> Document segment:
------

In the above discussion, there was a constant reference to the entity that enables images to be digital, i.e. the software. Electronic devices/cameras enabled by software are now ubiquitous. We inevitably interact with software in some form or the other. Chun (2011) elaborates how the hardware of a computer will only be useful when it has been programmed to work according to the instructions of its user. Software is necessary to make the machine work for our needs. As Chun (2011:19) puts it, “Software emerged as a thing — as an iterable textual program — through a process of commercialization and commodification that has made code ‘logos’, code as source, code as true representation of action, indeed, code as conflated with, and substituting for, action”. Thus, software is placed in a position of power. The knowledge-power structure can be considered as the core of the software.

‘Software’ as we refer to it here, is an assemblage of several coding languages, compilers and an executable code that allows users to run a series of instructions. Users of proprietary software can experience and consume the software, yet they can neither understand nor transform this assemblage completely. The ability to access and modify this software assemblage is restricted to a few people across the world, whilst the ‘end products’ reach a large more number of people. Software developers hence acquire positions of power in society. The hierarchy/control is subtle and accepted unquestioned.

Thus, the digital ‘way of seeing’ can be argued as seeing through the software or experiencing imaging through software rather than experiencing the images as they are, i.e. without applying any manipulation when the image is created(in a film camera the photographer had to decide the parameters to compose an image as compared to digital where the algorithm predefines the parameters). This way of seeing is internalized by the software developers by determining the ways of composing photographs using the camera software embedded in the electronic device, what I would like to refer to as digital camera assemblage. In this assemblage, I would like to argue, supplementary to the combination of optical components, electronic hardware and software, several social and cultural practices are algorithmically embedded. The intervention of software reconfigures the process of producing, seeing, and sharing photographs. This study attempts to explore the intervention and reconfiguration we experience in our interaction and communication with digital cameras.



There are several studies that explore the relationship of software and photography, influences of software on photography or the life of a digital photograph; they do not make sufficient connections between the individuals or corporations who create the software and the individuals who consume them. Thus, it is necessary to study the nature of software development and factors that drive the consumption in digital photography, given that both software and photography are being driven across the world by few technology giants.

------

> Rows:
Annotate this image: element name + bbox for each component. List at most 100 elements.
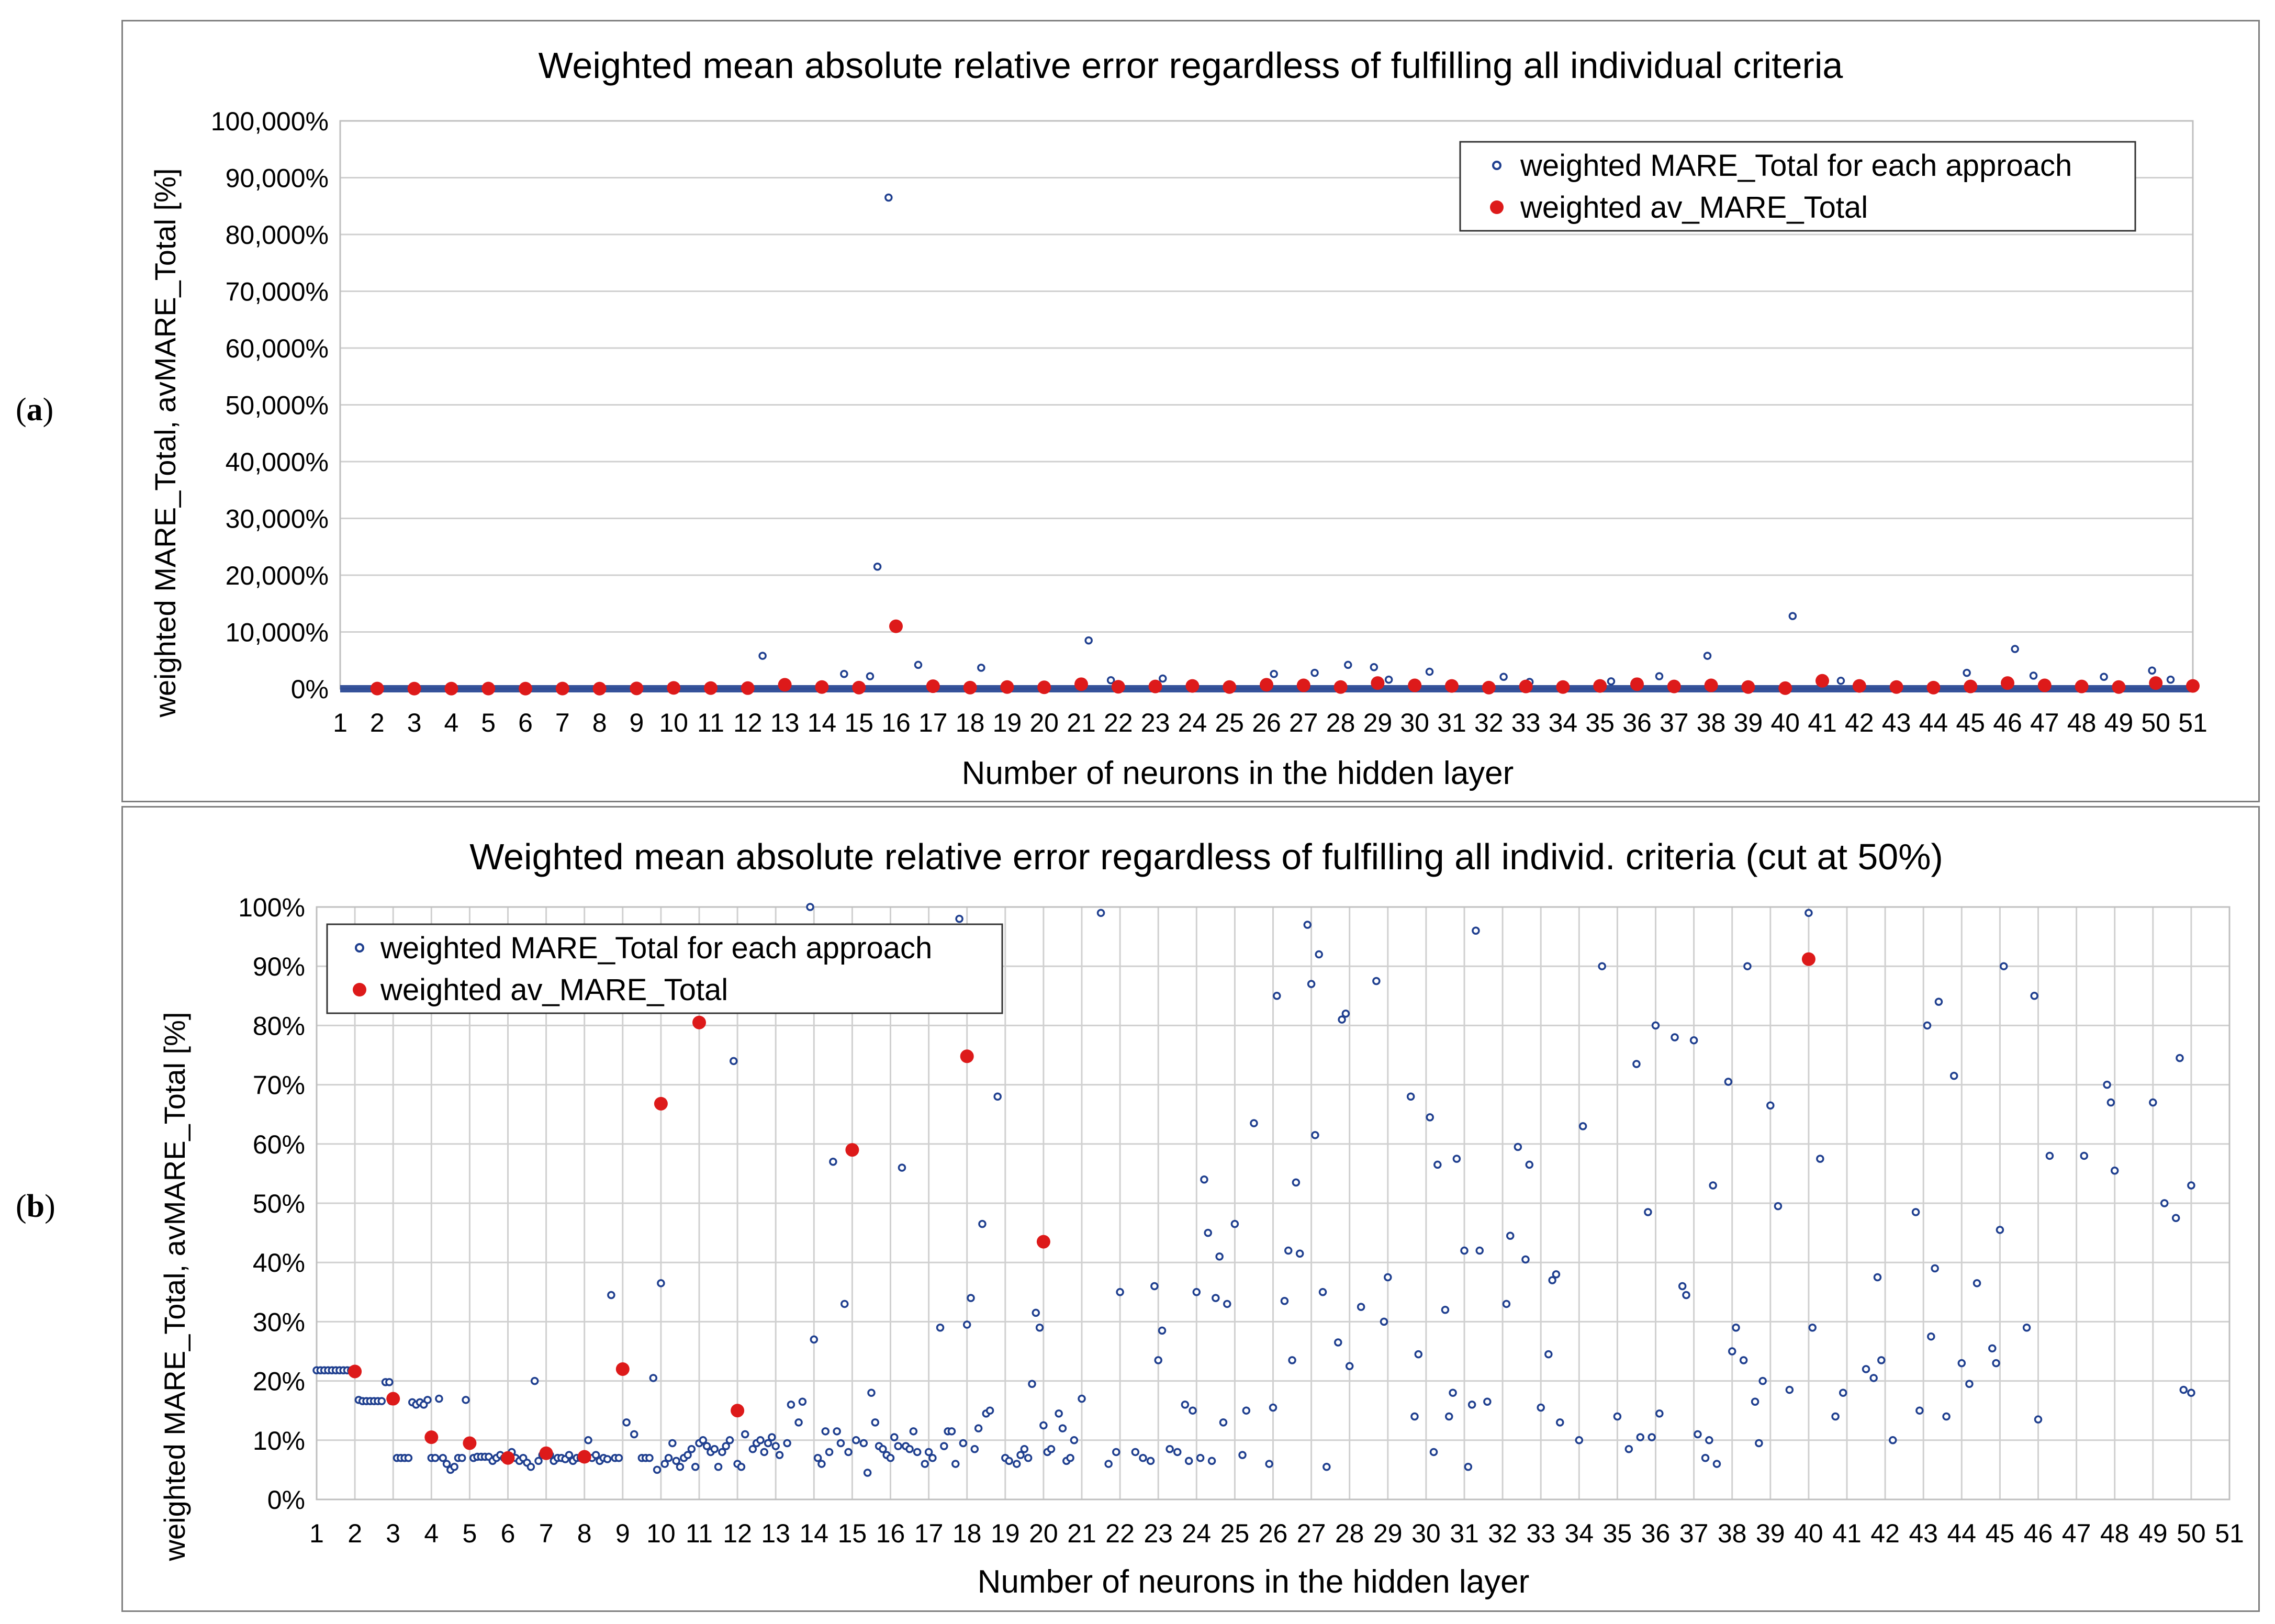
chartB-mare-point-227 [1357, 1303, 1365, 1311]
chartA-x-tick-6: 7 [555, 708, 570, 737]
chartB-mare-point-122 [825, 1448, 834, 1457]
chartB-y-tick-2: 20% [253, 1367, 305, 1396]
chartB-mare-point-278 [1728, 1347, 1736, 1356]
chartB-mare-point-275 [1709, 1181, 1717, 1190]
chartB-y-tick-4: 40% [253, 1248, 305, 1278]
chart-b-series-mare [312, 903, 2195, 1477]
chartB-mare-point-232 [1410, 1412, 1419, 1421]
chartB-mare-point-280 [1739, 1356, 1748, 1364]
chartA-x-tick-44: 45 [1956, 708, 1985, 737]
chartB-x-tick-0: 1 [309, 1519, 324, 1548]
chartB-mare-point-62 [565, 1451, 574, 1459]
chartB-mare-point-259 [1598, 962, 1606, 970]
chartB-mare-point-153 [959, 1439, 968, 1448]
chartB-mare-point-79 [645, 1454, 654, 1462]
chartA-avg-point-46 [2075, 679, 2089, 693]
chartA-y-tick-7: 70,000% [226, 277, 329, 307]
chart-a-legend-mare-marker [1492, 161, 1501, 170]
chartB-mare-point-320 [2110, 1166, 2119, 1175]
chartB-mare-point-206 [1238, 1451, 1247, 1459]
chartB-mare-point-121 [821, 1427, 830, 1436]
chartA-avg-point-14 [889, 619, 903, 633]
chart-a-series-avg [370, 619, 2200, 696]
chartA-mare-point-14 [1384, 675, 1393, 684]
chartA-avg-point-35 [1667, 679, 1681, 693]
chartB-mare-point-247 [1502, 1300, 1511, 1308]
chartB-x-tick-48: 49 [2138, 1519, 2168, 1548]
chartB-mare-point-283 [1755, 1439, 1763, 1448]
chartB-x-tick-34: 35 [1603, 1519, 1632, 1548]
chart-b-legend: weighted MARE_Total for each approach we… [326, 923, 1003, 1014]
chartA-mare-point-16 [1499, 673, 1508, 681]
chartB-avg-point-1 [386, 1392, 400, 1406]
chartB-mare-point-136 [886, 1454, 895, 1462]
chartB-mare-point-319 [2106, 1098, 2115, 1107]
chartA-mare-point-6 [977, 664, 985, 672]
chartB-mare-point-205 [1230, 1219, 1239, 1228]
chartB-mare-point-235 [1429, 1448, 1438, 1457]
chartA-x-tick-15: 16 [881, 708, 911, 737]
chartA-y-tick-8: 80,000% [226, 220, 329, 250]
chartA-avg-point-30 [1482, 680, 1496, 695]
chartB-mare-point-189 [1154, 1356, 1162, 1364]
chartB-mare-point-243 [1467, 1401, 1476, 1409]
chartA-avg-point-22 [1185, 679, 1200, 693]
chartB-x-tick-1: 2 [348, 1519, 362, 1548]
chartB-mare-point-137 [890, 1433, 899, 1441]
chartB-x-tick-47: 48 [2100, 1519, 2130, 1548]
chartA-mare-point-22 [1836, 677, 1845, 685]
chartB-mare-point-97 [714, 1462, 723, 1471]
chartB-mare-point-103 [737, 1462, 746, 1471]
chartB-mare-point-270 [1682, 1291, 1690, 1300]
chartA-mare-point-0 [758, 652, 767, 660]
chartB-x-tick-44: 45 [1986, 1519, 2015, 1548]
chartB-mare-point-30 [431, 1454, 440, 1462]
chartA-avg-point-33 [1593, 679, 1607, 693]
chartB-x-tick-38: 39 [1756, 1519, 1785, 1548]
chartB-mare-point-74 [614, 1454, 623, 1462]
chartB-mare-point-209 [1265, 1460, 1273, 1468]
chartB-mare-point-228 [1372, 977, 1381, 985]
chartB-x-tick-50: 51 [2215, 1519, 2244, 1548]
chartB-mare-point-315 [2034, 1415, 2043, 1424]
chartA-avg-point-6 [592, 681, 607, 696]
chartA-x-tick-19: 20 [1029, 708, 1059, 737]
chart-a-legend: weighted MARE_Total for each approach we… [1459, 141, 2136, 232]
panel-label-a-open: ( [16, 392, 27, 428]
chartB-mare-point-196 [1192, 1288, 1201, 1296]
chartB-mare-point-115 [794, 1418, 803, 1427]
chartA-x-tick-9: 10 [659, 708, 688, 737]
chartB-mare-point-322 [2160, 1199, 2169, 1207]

------

> Instruction A: From the passage on software and digital photography, extract the text from "There are several" up to and including "few technology giants.".
> Instruction B: List the components that the passage on software and digital photography names as making up the assemblage it calls "software."
> Instruction C: Continue the passage on software and digital photography, starting after its final sentence.

> Written answer A:
There are several studies that explore the relationship of software and photography, influences of software on photography or the life of a digital photograph; they do not make sufficient connections between the individuals or corporations who create the software and the individuals who consume them. Thus, it is necessary to study the nature of software development and factors that drive the consumption in digital photography, given that both software and photography are being driven across the world by few technology giants.

> Written answer B:
- Several coding languages
- Compilers
- An executable code

> Written answer C:
Stuart Hall (Hall 1997 cited in Rose 2007: 2) notes, “Primarily culture is concerned with production and exchange of meanings”. “The algorithmically enabled interplay between the viewer’s position in the physical world and this virtual information layer is transformative, creating sites of meaning and enabling action” (Uricchio 2011:33). These sites of meanings are governed by corporations and hegemonic forces through algorithms. Meanings are being determined objectively, hence influencing our cultural practices, which are otherwise construed from our subjective experiences. It is therefore necessary to understand the role of algorithms in digital communication and their influences on our discourses or cultural practices.


Research Method

As a software developer and a photographer, I could locate myself in a space where I could draw connections between the two practices. Here I perceive software as an intervention rather than a tool of convenience because, my actions and experiences in photography were often determined by functions embedded into the camera. This study is based on semi structured interviews with two software engineers working on developing software for smart phone cameras. Bound by non-disclosure agreements these engineers have provided generic information about the steps involved in developing camera software. In addition, I analysed a basic OpenCV[1] Algorithm to understand the functioning of the algorithm in camera software.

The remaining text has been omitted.